Part of a data file
------------

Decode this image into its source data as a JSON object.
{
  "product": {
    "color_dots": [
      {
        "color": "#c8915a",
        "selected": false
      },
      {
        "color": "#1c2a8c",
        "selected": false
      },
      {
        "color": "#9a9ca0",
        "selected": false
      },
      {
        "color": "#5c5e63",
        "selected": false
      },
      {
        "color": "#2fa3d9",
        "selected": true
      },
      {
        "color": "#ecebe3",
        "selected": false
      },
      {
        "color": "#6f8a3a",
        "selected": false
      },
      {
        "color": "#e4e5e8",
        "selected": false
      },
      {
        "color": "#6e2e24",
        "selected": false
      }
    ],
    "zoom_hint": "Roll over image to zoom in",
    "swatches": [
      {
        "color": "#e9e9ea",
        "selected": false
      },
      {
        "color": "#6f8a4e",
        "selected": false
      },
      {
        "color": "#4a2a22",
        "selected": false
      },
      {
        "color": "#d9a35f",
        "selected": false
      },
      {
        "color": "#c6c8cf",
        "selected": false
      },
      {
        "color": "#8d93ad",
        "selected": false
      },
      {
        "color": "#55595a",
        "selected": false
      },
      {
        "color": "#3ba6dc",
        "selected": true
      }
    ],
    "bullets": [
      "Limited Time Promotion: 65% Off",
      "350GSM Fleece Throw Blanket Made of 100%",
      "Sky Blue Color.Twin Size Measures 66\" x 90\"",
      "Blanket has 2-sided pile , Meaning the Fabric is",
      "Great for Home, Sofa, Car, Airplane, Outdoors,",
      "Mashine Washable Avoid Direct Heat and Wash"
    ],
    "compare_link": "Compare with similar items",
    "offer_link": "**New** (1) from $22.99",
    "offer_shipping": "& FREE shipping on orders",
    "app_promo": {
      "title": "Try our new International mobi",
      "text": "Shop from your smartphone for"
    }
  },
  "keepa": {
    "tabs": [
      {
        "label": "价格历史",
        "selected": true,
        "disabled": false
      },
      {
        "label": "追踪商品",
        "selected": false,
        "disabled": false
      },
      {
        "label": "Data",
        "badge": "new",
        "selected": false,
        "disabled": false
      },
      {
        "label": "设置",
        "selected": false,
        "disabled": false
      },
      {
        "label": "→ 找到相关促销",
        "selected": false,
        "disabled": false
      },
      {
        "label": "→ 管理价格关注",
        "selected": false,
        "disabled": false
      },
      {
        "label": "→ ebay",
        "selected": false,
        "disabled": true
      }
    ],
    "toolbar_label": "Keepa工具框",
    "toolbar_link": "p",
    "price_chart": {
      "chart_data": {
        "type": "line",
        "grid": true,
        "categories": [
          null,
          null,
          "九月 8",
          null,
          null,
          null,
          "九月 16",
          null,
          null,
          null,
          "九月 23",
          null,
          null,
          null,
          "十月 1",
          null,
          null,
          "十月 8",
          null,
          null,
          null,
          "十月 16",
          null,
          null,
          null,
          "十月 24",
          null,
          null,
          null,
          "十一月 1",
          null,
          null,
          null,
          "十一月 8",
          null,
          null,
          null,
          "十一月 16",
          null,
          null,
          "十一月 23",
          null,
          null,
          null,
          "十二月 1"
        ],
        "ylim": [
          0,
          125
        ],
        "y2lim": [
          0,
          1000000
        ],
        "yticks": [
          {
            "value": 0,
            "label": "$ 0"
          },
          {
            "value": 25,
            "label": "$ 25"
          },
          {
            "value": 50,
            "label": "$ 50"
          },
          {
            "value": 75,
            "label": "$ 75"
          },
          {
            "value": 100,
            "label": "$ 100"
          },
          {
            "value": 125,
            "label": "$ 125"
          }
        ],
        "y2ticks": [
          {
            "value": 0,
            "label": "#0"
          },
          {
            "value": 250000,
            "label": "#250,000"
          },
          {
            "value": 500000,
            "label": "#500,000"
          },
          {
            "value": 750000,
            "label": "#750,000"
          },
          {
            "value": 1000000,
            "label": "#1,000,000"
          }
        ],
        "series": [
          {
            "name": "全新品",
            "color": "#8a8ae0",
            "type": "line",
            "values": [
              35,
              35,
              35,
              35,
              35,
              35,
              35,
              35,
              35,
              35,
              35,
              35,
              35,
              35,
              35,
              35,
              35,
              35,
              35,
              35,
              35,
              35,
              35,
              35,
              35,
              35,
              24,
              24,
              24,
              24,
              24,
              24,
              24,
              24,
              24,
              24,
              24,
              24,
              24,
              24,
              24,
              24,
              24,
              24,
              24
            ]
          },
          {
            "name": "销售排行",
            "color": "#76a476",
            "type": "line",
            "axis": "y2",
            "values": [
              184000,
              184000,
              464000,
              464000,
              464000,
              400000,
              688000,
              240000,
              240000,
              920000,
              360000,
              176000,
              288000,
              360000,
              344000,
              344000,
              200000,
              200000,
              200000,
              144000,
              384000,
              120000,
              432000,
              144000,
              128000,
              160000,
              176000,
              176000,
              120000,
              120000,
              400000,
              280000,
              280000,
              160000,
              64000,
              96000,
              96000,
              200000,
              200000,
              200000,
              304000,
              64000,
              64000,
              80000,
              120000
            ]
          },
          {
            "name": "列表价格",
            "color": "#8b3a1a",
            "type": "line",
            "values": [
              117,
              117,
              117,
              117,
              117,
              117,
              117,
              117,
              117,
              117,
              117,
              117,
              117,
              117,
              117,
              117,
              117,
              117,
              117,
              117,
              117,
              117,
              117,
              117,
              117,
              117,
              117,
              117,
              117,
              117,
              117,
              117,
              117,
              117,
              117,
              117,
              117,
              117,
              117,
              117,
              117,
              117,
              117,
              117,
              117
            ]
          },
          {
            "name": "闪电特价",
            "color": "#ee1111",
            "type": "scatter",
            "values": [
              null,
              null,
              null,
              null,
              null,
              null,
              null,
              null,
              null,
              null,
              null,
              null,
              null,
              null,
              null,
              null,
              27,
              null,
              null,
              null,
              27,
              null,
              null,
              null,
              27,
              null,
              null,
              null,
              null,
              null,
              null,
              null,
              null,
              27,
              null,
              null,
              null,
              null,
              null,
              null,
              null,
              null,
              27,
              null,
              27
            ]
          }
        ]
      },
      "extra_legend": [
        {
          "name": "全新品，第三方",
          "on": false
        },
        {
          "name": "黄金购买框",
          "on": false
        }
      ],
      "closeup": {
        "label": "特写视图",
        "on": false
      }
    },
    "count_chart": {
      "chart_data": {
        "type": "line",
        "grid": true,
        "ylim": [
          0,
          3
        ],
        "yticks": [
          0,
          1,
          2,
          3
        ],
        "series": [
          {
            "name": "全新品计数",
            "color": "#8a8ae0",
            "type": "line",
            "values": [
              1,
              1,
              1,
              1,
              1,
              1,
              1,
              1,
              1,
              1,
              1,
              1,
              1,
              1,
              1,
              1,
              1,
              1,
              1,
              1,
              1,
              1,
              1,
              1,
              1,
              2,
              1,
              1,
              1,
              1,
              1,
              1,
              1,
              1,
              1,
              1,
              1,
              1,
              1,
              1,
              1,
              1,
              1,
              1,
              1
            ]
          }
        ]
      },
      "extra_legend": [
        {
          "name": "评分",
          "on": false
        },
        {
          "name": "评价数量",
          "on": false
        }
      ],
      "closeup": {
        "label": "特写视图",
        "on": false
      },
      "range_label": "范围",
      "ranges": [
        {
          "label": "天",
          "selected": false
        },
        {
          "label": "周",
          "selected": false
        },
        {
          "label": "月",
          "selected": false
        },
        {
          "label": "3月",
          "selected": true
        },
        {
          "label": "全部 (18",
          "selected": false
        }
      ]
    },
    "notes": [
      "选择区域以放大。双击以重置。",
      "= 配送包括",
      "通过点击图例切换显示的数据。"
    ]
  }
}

------------

Request>
Repeat the records above exactly, leaving none out.

Final result>
Decode this image into its source data as a JSON object.
{
  "product": {
    "color_dots": [
      {
        "color": "#c8915a",
        "selected": false
      },
      {
        "color": "#1c2a8c",
        "selected": false
      },
      {
        "color": "#9a9ca0",
        "selected": false
      },
      {
        "color": "#5c5e63",
        "selected": false
      },
      {
        "color": "#2fa3d9",
        "selected": true
      },
      {
        "color": "#ecebe3",
        "selected": false
      },
      {
        "color": "#6f8a3a",
        "selected": false
      },
      {
        "color": "#e4e5e8",
        "selected": false
      },
      {
        "color": "#6e2e24",
        "selected": false
      }
    ],
    "zoom_hint": "Roll over image to zoom in",
    "swatches": [
      {
        "color": "#e9e9ea",
        "selected": false
      },
      {
        "color": "#6f8a4e",
        "selected": false
      },
      {
        "color": "#4a2a22",
        "selected": false
      },
      {
        "color": "#d9a35f",
        "selected": false
      },
      {
        "color": "#c6c8cf",
        "selected": false
      },
      {
        "color": "#8d93ad",
        "selected": false
      },
      {
        "color": "#55595a",
        "selected": false
      },
      {
        "color": "#3ba6dc",
        "selected": true
      }
    ],
    "bullets": [
      "Limited Time Promotion: 65% Off",
      "350GSM Fleece Throw Blanket Made of 100%",
      "Sky Blue Color.Twin Size Measures 66\" x 90\"",
      "Blanket has 2-sided pile , Meaning the Fabric is",
      "Great for Home, Sofa, Car, Airplane, Outdoors,",
      "Mashine Washable Avoid Direct Heat and Wash"
    ],
    "compare_link": "Compare with similar items",
    "offer_link": "**New** (1) from $22.99",
    "offer_shipping": "& FREE shipping on orders",
    "app_promo": {
      "title": "Try our new International mobi",
      "text": "Shop from your smartphone for"
    }
  },
  "keepa": {
    "tabs": [
      {
        "label": "价格历史",
        "selected": true,
        "disabled": false
      },
      {
        "label": "追踪商品",
        "selected": false,
        "disabled": false
      },
      {
        "label": "Data",
        "badge": "new",
        "selected": false,
        "disabled": false
      },
      {
        "label": "设置",
        "selected": false,
        "disabled": false
      },
      {
        "label": "→ 找到相关促销",
        "selected": false,
        "disabled": false
      },
      {
        "label": "→ 管理价格关注",
        "selected": false,
        "disabled": false
      },
      {
        "label": "→ ebay",
        "selected": false,
        "disabled": true
      }
    ],
    "toolbar_label": "Keepa工具框",
    "toolbar_link": "p",
    "price_chart": {
      "chart_data": {
        "type": "line",
        "grid": true,
        "categories": [
          null,
          null,
          "九月 8",
          null,
          null,
          null,
          "九月 16",
          null,
          null,
          null,
          "九月 23",
          null,
          null,
          null,
          "十月 1",
          null,
          null,
          "十月 8",
          null,
          null,
          null,
          "十月 16",
          null,
          null,
          null,
          "十月 24",
          null,
          null,
          null,
          "十一月 1",
          null,
          null,
          null,
          "十一月 8",
          null,
          null,
          null,
          "十一月 16",
          null,
          null,
          "十一月 23",
          null,
          null,
          null,
          "十二月 1"
        ],
        "ylim": [
          0,
          125
        ],
        "y2lim": [
          0,
          1000000
        ],
        "yticks": [
          {
            "value": 0,
            "label": "$ 0"
          },
          {
            "value": 25,
            "label": "$ 25"
          },
          {
            "value": 50,
            "label": "$ 50"
          },
          {
            "value": 75,
            "label": "$ 75"
          },
          {
            "value": 100,
            "label": "$ 100"
          },
          {
            "value": 125,
            "label": "$ 125"
          }
        ],
        "y2ticks": [
          {
            "value": 0,
            "label": "#0"
          },
          {
            "value": 250000,
            "label": "#250,000"
          },
          {
            "value": 500000,
            "label": "#500,000"
          },
          {
            "value": 750000,
            "label": "#750,000"
          },
          {
            "value": 1000000,
            "label": "#1,000,000"
          }
        ],
        "series": [
          {
            "name": "全新品",
            "color": "#8a8ae0",
            "type": "line",
            "values": [
              35,
              35,
              35,
              35,
              35,
              35,
              35,
              35,
              35,
              35,
              35,
              35,
              35,
              35,
              35,
              35,
              35,
              35,
              35,
              35,
              35,
              35,
              35,
              35,
              35,
              35,
              24,
              24,
              24,
              24,
              24,
              24,
              24,
              24,
              24,
              24,
              24,
              24,
              24,
              24,
              24,
              24,
              24,
              24,
              24
            ]
          },
          {
            "name": "销售排行",
            "color": "#76a476",
            "type": "line",
            "axis": "y2",
            "values": [
              184000,
              184000,
              464000,
              464000,
              464000,
              400000,
              688000,
              240000,
              240000,
              920000,
              360000,
              176000,
              288000,
              360000,
              344000,
              344000,
              200000,
              200000,
              200000,
              144000,
              384000,
              120000,
              432000,
              144000,
              128000,
              160000,
              176000,
              176000,
              120000,
              120000,
              400000,
              280000,
              280000,
              160000,
              64000,
              96000,
              96000,
              200000,
              200000,
              200000,
              304000,
              64000,
              64000,
              80000,
              120000
            ]
          },
          {
            "name": "列表价格",
            "color": "#8b3a1a",
            "type": "line",
            "values": [
              117,
              117,
              117,
              117,
              117,
              117,
              117,
              117,
              117,
              117,
              117,
              117,
              117,
              117,
              117,
              117,
              117,
              117,
              117,
              117,
              117,
              117,
              117,
              117,
              117,
              117,
              117,
              117,
              117,
              117,
              117,
              117,
              117,
              117,
              117,
              117,
              117,
              117,
              117,
              117,
              117,
              117,
              117,
              117,
              117
            ]
          },
          {
            "name": "闪电特价",
            "color": "#ee1111",
            "type": "scatter",
            "values": [
              null,
              null,
              null,
              null,
              null,
              null,
              null,
              null,
              null,
              null,
              null,
              null,
              null,
              null,
              null,
              null,
              27,
              null,
              null,
              null,
              27,
              null,
              null,
              null,
              27,
              null,
              null,
              null,
              null,
              null,
              null,
              null,
              null,
              27,
              null,
              null,
              null,
              null,
              null,
              null,
              null,
              null,
              27,
              null,
              27
            ]
          }
        ]
      },
      "extra_legend": [
        {
          "name": "全新品，第三方",
          "on": false
        },
        {
          "name": "黄金购买框",
          "on": false
        }
      ],
      "closeup": {
        "label": "特写视图",
        "on": false
      }
    },
    "count_chart": {
      "chart_data": {
        "type": "line",
        "grid": true,
        "ylim": [
          0,
          3
        ],
        "yticks": [
          0,
          1,
          2,
          3
        ],
        "series": [
          {
            "name": "全新品计数",
            "color": "#8a8ae0",
            "type": "line",
            "values": [
              1,
              1,
              1,
              1,
              1,
              1,
              1,
              1,
              1,
              1,
              1,
              1,
              1,
              1,
              1,
              1,
              1,
              1,
              1,
              1,
              1,
              1,
              1,
              1,
              1,
              2,
              1,
              1,
              1,
              1,
              1,
              1,
              1,
              1,
              1,
              1,
              1,
              1,
              1,
              1,
              1,
              1,
              1,
              1,
              1
            ]
          }
        ]
      },
      "extra_legend": [
        {
          "name": "评分",
          "on": false
        },
        {
          "name": "评价数量",
          "on": false
        }
      ],
      "closeup": {
        "label": "特写视图",
        "on": false
      },
      "range_label": "范围",
      "ranges": [
        {
          "label": "天",
          "selected": false
        },
        {
          "label": "周",
          "selected": false
        },
        {
          "label": "月",
          "selected": false
        },
        {
          "label": "3月",
          "selected": true
        },
        {
          "label": "全部 (18",
          "selected": false
        }
      ]
    },
    "notes": [
      "选择区域以放大。双击以重置。",
      "= 配送包括",
      "通过点击图例切换显示的数据。"
    ]
  }
}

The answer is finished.